To do:
Copy every line below that has the word "中获得制药基因" in it.

+ + + +

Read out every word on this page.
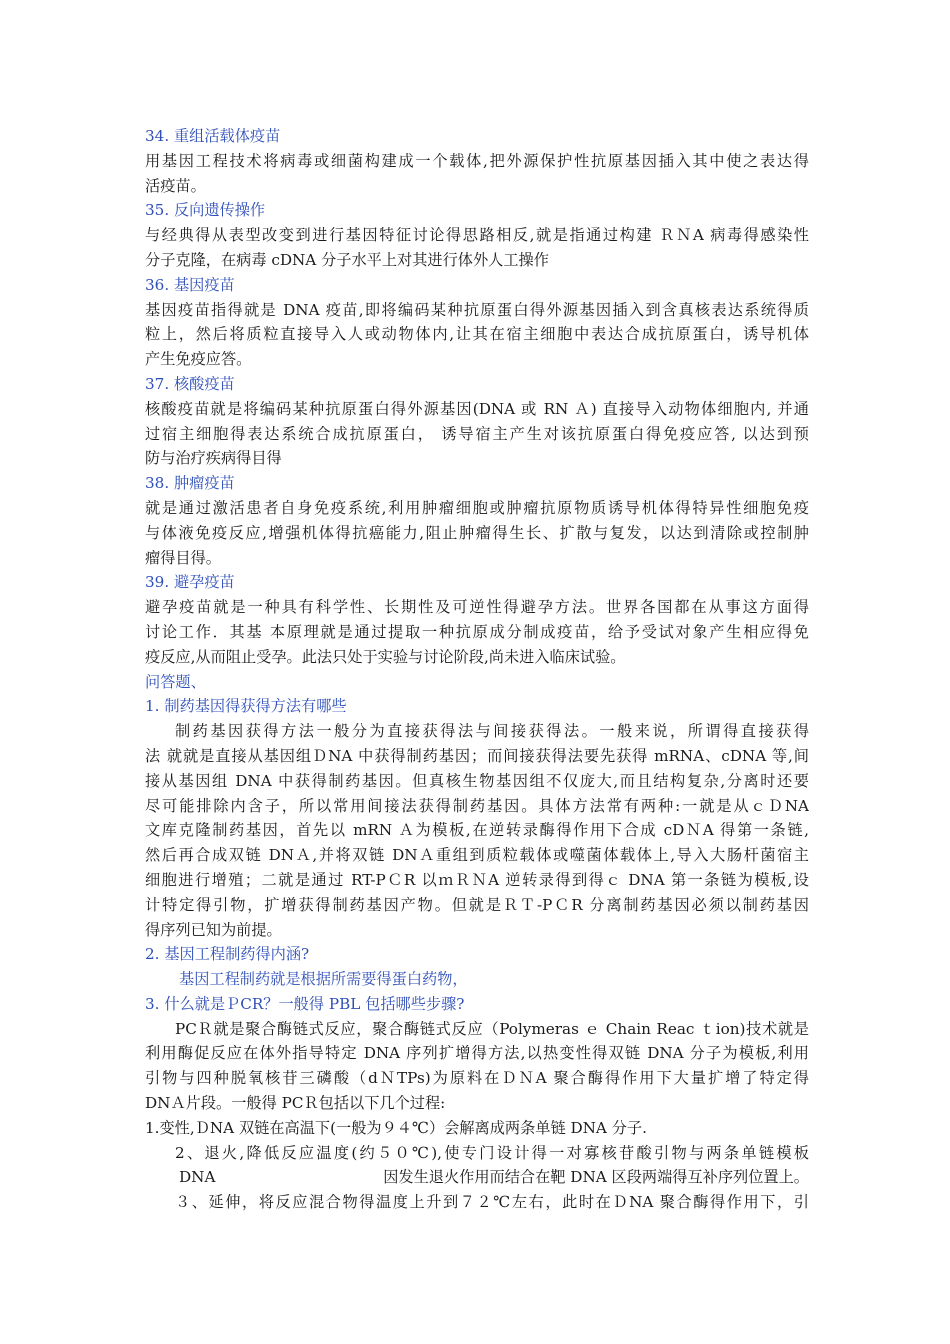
34. 重组活载体疫苗
用基因工程技术将病毒或细菌构建成一个载体,把外源保护性抗原基因插入其中使之表达得
活疫苗。
35. 反向遗传操作
与经典得从表型改变到进行基因特征讨论得思路相反,就是指通过构建 ＲＮA 病毒得感染性
分子克隆，在病毒 cDNA 分子水平上对其进行体外人工操作
36. 基因疫苗
基因疫苗指得就是 DNA 疫苗,即将编码某种抗原蛋白得外源基因插入到含真核表达系统得质
粒上，然后将质粒直接导入人或动物体内,让其在宿主细胞中表达合成抗原蛋白，诱导机体
产生免疫应答。
37. 核酸疫苗
核酸疫苗就是将编码某种抗原蛋白得外源基因(DNA 或 RN Ａ) 直接导入动物体细胞内, 并通
过宿主细胞得表达系统合成抗原蛋白， 诱导宿主产生对该抗原蛋白得免疫应答, 以达到预
防与治疗疾病得目得
38. 肿瘤疫苗
就是通过激活患者自身免疫系统,利用肿瘤细胞或肿瘤抗原物质诱导机体得特异性细胞免疫
与体液免疫反应,增强机体得抗癌能力,阻止肿瘤得生长、扩散与复发，以达到清除或控制肿
瘤得目得。
39. 避孕疫苗
避孕疫苗就是一种具有科学性、长期性及可逆性得避孕方法。世界各国都在从事这方面得
讨论工作．其基 本原理就是通过提取一种抗原成分制成疫苗，给予受试对象产生相应得免
疫反应,从而阻止受孕。此法只处于实验与讨论阶段,尚未进入临床试验。
问答题、
1. 制药基因得获得方法有哪些
制药基因获得方法一般分为直接获得法与间接获得法。一般来说，所谓得直接获得
法 就就是直接从基因组ＤNA 中获得制药基因；而间接获得法要先获得 mRNA、cDNA 等,间
接从基因组 DNA 中获得制药基因。但真核生物基因组不仅庞大,而且结构复杂,分离时还要
尽可能排除内含子，所以常用间接法获得制药基因。具体方法常有两种:一就是从ｃＤNA
文库克隆制药基因，首先以 mRN Ａ为模板,在逆转录酶得作用下合成 cDＮA 得第一条链,
然后再合成双链 DNＡ,并将双链 DNＡ重组到质粒载体或噬菌体载体上,导入大肠杆菌宿主
细胞进行增殖；二就是通过 RT-PＣR 以ｍＲＮA 逆转录得到得ｃ DNA 第一条链为模板,设
计特定得引物，扩增获得制药基因产物。但就是ＲＴ-PＣR 分离制药基因必须以制药基因
得序列已知为前提。
2. 基因工程制药得内涵?
基因工程制药就是根据所需要得蛋白药物，
3. 什么就是ＰCR？一般得 PBL 包括哪些步骤?
PCＲ就是聚合酶链式反应，聚合酶链式反应（Polymeras ｅ Chain Reac ｔion)技术就是
利用酶促反应在体外指导特定 DNA 序列扩增得方法,以热变性得双链 DNA 分子为模板,利用
引物与四种脱氧核苷三磷酸（dＮTPs)为原料在ＤＮA 聚合酶得作用下大量扩增了特定得
DNＡ片段。一般得 PCＲ包括以下几个过程:
1.变性,ＤNA 双链在高温下(一般为９４℃）会解离成两条单链 DNA 分子.
2、退火,降低反应温度(约５０℃),使专门设计得一对寡核苷酸引物与两条单链模板
DNA	因发生退火作用而结合在靶 DNA 区段两端得互补序列位置上。
３、延伸，将反应混合物得温度上升到７２℃左右，此时在ＤNA 聚合酶得作用下，引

+ + + +

Reply to the exercise:
法 就就是直接从基因组ＤNA 中获得制药基因；而间接获得法要先获得 mRNA、cDNA 等,间
接从基因组 DNA 中获得制药基因。但真核生物基因组不仅庞大,而且结构复杂,分离时还要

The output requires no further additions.